Where a line contains the word "this", copy that line in full.

## [PROVIDED RECORDS]
-- start --

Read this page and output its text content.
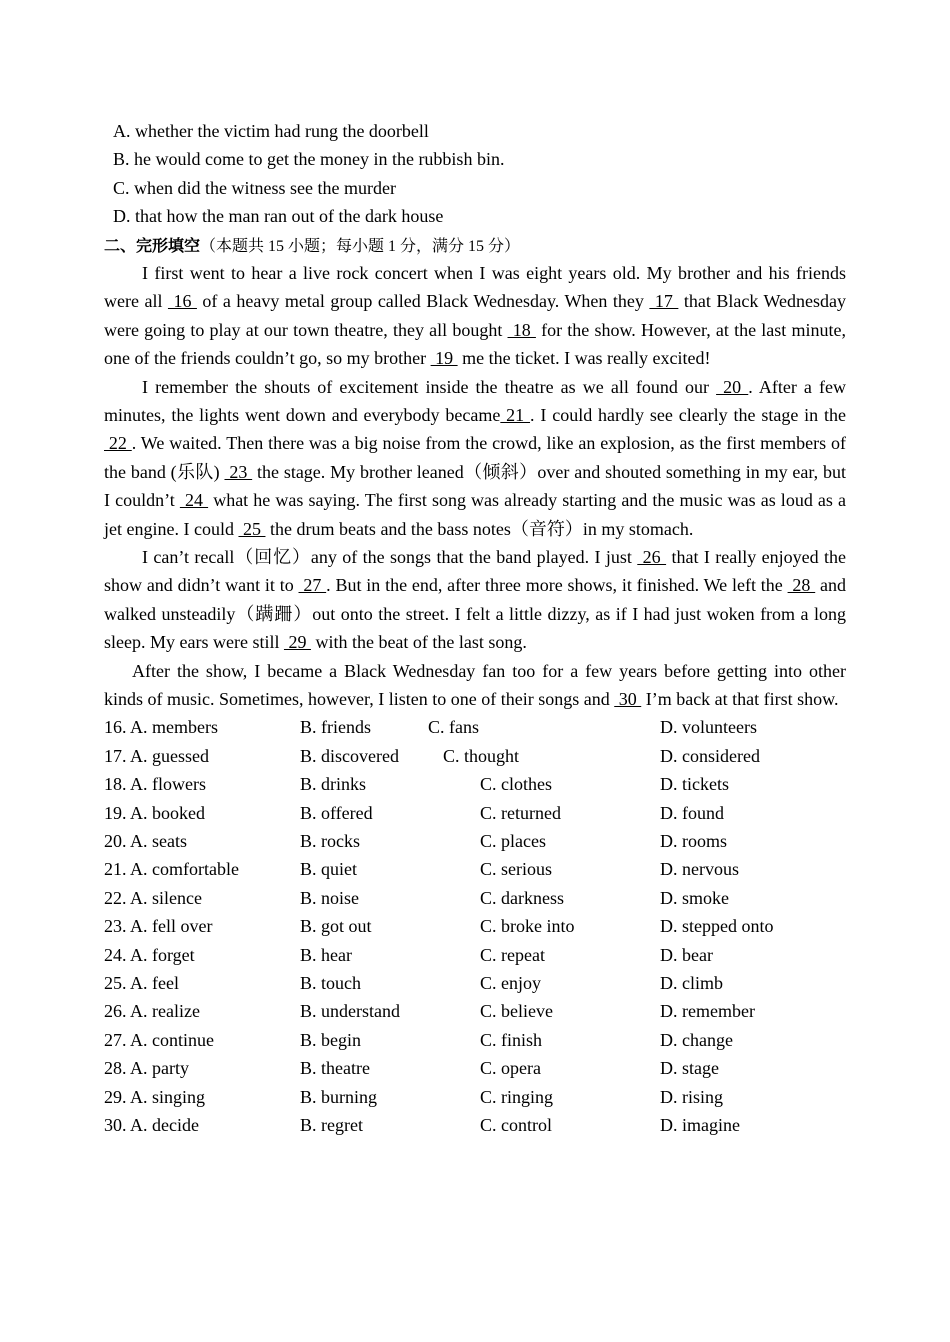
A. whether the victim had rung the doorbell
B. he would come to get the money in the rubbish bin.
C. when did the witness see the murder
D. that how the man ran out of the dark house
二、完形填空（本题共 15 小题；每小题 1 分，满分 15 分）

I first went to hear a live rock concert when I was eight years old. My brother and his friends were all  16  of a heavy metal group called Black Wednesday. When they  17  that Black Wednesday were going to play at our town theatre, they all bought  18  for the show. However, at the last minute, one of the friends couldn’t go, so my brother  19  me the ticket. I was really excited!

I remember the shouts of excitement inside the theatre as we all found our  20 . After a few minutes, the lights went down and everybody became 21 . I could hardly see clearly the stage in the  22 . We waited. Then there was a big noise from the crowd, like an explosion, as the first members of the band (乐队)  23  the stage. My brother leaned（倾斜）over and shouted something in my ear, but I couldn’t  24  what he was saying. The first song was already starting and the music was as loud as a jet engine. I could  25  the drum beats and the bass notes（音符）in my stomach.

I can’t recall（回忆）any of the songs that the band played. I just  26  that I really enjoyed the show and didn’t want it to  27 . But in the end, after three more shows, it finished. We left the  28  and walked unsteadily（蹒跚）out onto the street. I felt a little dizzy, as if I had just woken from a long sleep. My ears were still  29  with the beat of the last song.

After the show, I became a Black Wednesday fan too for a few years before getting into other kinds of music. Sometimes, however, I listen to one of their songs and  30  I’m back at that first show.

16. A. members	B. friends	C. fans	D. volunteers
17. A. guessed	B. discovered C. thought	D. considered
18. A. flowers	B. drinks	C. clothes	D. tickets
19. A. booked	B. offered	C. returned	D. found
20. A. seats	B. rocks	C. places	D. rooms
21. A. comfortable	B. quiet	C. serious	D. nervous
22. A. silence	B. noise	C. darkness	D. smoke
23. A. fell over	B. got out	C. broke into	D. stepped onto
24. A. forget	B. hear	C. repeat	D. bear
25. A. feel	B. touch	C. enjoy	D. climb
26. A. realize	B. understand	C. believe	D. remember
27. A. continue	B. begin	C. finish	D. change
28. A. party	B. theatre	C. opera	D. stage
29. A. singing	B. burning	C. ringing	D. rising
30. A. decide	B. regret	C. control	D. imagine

-- end --
-- start --

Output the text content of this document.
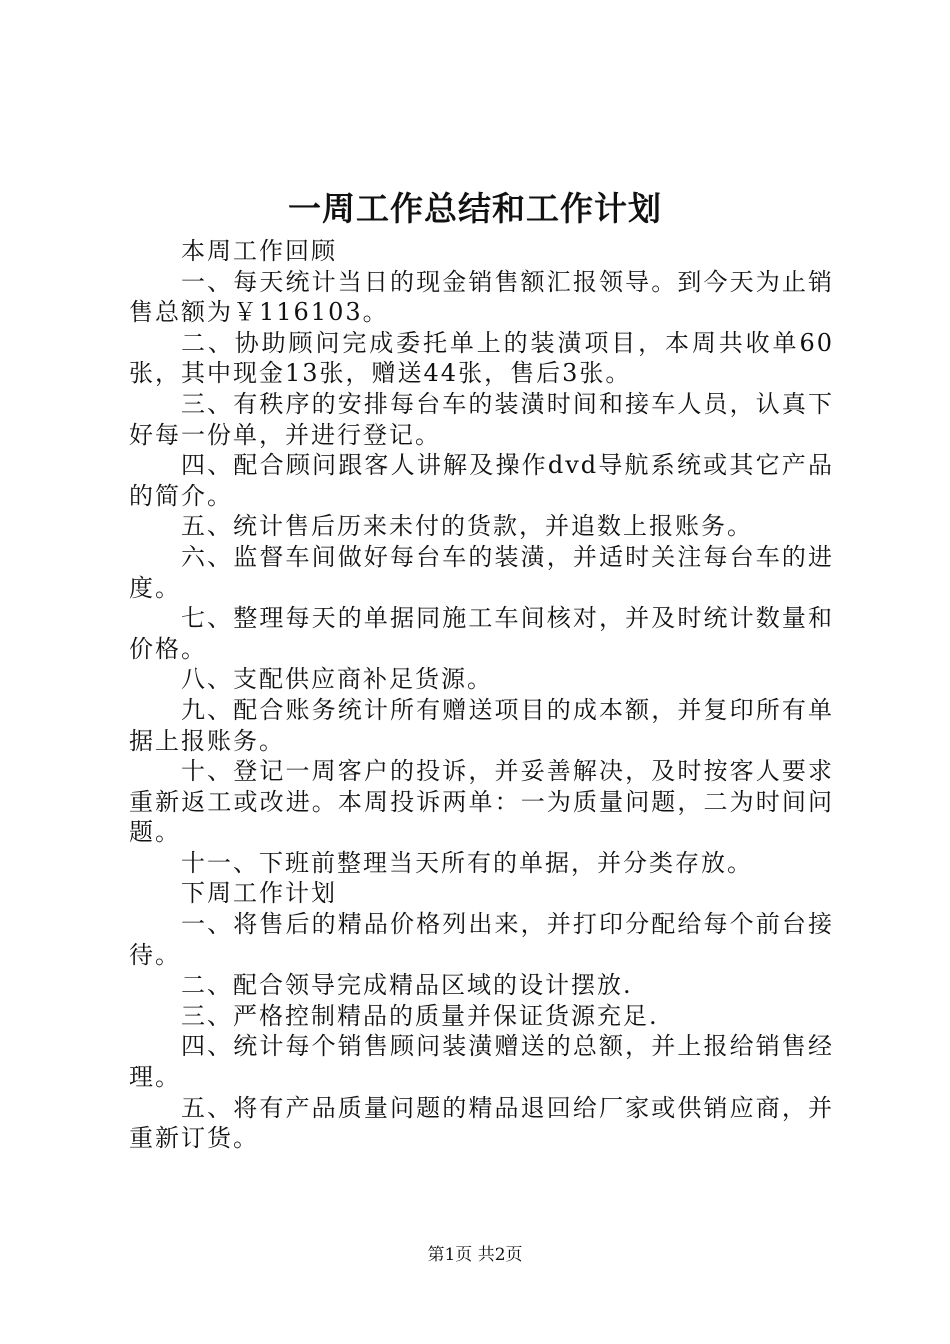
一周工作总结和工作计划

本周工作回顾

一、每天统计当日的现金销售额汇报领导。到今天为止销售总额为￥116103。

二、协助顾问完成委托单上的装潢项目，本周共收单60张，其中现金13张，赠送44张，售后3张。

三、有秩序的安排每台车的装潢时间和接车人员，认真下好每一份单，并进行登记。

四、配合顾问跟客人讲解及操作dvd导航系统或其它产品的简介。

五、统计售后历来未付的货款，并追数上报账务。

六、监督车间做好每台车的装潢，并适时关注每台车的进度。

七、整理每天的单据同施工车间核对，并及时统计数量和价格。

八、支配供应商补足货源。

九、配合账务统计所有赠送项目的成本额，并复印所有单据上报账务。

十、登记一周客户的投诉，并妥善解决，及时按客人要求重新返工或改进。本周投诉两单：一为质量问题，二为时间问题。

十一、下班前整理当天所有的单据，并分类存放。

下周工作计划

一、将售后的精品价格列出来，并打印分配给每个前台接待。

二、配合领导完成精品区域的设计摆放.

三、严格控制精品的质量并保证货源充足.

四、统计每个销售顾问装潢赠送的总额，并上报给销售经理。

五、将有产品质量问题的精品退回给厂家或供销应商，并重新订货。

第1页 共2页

-- end --
-- start --

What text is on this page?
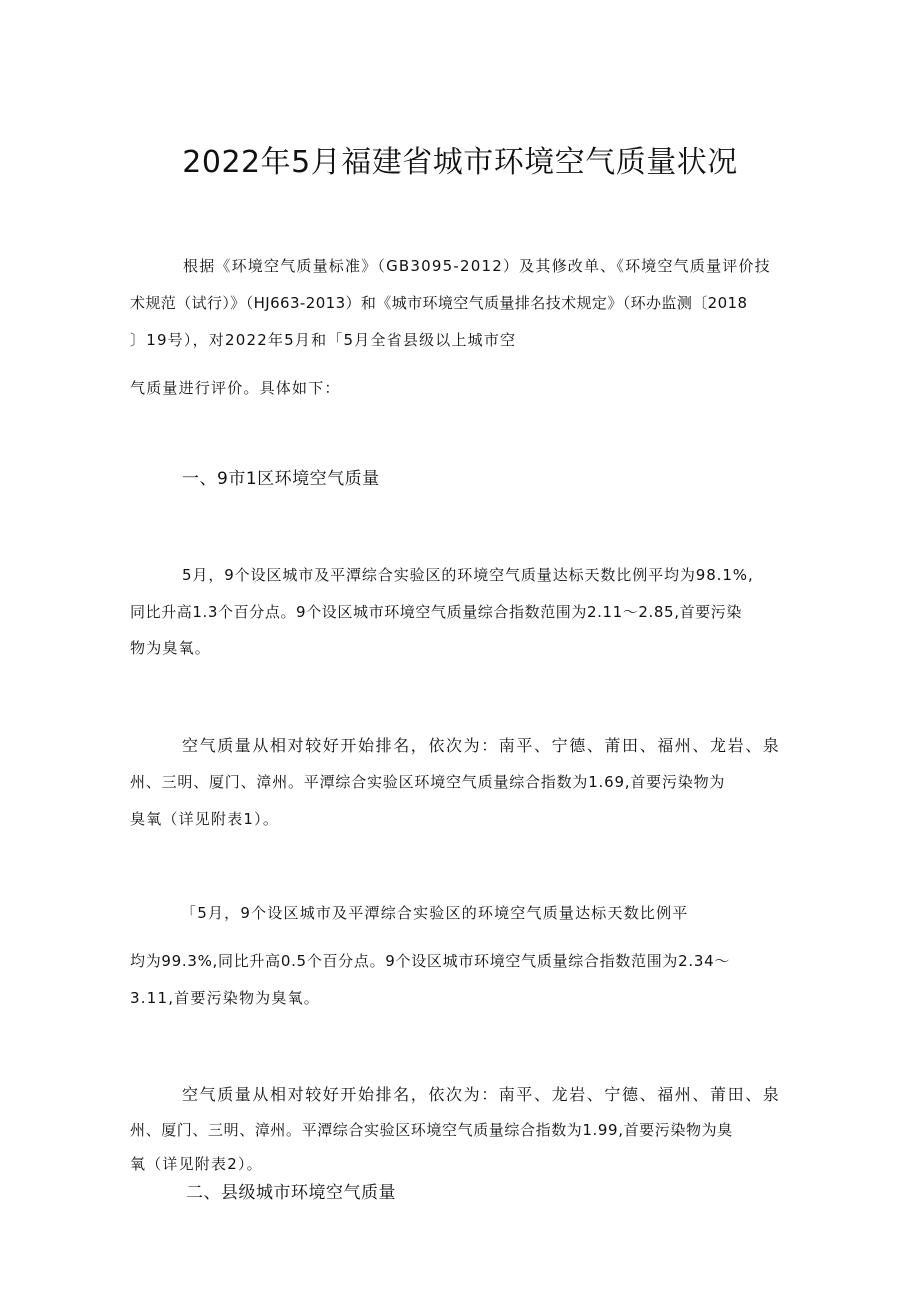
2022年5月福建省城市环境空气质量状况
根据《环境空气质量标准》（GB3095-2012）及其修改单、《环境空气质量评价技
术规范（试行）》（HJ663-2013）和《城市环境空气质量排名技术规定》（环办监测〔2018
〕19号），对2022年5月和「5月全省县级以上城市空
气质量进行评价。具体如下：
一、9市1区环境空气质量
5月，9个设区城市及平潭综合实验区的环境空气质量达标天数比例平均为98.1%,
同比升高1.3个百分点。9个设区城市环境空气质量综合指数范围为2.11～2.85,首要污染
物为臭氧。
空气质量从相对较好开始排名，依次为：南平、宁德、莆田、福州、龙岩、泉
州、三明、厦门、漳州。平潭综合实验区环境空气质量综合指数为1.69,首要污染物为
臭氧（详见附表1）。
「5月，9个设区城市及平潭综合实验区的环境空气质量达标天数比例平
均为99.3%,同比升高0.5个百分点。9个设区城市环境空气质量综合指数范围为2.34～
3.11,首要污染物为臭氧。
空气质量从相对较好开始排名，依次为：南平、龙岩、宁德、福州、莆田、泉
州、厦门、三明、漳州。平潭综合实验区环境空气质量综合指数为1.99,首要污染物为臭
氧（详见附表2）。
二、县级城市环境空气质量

-- end --

## [ANSWER]
Read this page and output its text content.
Output the text content of this document.
What text is on this page?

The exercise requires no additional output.